TO BE DONE >> The answer is one number: how many lines hold the string "JSON".

(Figure content listings)
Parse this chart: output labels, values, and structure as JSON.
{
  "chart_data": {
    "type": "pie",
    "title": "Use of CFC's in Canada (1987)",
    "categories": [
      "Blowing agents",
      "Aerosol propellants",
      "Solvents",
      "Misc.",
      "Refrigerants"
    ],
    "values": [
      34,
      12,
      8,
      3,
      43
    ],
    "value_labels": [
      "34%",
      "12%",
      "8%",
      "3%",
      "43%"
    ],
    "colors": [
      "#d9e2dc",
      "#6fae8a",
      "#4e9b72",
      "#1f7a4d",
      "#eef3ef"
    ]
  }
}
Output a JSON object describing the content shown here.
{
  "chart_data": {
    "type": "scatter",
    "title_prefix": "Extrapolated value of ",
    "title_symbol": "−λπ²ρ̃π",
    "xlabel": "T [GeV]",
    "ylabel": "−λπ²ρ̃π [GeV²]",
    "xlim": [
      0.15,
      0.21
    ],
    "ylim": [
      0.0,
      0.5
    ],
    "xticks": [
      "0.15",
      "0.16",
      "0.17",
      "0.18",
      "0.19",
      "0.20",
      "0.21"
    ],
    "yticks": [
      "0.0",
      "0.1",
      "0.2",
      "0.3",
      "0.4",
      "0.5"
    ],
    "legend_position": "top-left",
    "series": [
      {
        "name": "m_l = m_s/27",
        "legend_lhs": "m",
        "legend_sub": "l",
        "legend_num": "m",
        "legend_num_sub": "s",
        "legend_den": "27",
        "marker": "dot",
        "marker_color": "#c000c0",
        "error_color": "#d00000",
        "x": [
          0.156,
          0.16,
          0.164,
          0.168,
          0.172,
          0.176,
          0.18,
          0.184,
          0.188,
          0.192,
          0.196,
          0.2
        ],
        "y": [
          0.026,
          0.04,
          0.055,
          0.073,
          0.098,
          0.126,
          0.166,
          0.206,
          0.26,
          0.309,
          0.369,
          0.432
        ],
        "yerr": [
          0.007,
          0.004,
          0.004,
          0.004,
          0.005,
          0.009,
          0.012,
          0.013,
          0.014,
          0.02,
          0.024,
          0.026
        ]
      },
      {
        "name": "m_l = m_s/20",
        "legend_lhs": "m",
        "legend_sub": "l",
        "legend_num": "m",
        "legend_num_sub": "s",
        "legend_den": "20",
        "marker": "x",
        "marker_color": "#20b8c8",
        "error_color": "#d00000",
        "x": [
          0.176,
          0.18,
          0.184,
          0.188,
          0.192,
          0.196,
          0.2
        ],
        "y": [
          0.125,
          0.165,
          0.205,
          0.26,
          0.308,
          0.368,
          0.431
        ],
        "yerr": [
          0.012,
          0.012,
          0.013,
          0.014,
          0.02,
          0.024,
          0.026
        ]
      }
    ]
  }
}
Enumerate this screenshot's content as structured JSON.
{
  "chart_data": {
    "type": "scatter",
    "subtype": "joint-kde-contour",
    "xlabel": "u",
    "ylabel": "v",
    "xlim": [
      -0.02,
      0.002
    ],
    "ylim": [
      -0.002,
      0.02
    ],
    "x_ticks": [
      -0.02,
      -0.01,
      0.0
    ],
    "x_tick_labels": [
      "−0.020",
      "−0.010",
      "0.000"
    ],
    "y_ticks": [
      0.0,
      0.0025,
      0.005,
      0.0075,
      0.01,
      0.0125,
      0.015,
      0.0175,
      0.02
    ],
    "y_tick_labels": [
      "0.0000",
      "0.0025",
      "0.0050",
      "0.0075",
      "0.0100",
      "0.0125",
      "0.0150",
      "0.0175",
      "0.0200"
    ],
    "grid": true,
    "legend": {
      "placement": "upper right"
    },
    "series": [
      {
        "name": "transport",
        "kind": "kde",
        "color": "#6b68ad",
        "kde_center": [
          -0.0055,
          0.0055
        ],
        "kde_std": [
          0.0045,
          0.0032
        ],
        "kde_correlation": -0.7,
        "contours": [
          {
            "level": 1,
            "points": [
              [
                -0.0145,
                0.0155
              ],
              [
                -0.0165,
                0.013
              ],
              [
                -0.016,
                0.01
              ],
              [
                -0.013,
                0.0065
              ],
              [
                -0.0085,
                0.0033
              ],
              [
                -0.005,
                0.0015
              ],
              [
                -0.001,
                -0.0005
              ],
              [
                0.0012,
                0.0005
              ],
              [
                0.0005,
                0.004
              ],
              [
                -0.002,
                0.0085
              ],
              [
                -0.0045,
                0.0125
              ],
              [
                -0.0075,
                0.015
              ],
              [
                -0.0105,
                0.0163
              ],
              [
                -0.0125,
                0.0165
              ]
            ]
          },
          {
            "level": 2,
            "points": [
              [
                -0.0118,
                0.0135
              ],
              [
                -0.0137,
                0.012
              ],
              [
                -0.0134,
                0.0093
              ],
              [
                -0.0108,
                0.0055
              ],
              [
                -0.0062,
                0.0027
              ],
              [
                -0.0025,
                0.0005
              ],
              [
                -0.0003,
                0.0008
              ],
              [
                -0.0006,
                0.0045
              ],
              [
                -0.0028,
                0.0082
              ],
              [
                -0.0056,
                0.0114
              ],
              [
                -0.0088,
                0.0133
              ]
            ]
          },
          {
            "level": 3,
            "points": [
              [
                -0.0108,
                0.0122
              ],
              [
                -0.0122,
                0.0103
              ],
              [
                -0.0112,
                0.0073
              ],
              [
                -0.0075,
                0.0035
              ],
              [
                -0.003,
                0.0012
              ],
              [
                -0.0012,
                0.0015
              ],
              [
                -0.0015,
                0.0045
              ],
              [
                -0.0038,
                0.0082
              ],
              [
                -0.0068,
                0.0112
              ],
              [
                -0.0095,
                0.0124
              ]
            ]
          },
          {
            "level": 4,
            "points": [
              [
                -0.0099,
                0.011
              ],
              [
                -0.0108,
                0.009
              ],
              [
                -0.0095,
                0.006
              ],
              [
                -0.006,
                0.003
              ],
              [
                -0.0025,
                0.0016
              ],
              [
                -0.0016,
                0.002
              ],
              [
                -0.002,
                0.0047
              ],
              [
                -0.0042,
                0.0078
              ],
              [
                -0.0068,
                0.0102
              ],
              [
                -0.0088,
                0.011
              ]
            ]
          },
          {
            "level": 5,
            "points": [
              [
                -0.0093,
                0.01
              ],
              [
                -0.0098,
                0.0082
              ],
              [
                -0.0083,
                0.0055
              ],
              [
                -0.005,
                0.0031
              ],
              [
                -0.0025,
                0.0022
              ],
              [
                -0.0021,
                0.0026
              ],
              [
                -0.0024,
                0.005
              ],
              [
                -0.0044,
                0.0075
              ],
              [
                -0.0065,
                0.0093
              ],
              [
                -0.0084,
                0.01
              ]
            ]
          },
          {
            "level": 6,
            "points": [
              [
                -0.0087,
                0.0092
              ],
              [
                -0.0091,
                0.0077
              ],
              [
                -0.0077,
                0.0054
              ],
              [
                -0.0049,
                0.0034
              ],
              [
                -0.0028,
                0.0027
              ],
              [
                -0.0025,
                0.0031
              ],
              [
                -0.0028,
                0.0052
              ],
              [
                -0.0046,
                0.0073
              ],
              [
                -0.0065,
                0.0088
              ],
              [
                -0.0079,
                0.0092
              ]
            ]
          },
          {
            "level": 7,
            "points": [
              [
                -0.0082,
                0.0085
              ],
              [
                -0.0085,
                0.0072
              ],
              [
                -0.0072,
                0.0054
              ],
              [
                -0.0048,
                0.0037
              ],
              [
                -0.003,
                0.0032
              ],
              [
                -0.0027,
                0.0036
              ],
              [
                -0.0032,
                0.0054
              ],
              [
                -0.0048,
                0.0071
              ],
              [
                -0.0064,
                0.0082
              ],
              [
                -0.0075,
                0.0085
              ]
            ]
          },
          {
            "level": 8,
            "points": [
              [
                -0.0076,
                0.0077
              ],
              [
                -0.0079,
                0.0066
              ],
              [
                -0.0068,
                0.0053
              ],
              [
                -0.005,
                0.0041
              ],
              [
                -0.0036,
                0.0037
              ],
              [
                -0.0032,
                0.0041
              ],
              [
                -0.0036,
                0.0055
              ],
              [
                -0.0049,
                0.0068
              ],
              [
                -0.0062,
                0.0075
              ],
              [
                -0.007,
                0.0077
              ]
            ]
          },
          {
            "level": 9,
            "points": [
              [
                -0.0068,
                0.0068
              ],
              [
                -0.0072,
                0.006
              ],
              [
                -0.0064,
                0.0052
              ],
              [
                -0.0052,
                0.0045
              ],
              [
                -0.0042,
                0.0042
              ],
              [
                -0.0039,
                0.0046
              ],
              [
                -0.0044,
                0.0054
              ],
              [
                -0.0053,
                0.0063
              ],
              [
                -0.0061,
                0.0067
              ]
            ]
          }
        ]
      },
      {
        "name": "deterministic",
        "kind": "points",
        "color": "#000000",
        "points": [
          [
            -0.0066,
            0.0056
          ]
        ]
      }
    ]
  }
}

TASK RESPONSE >> 3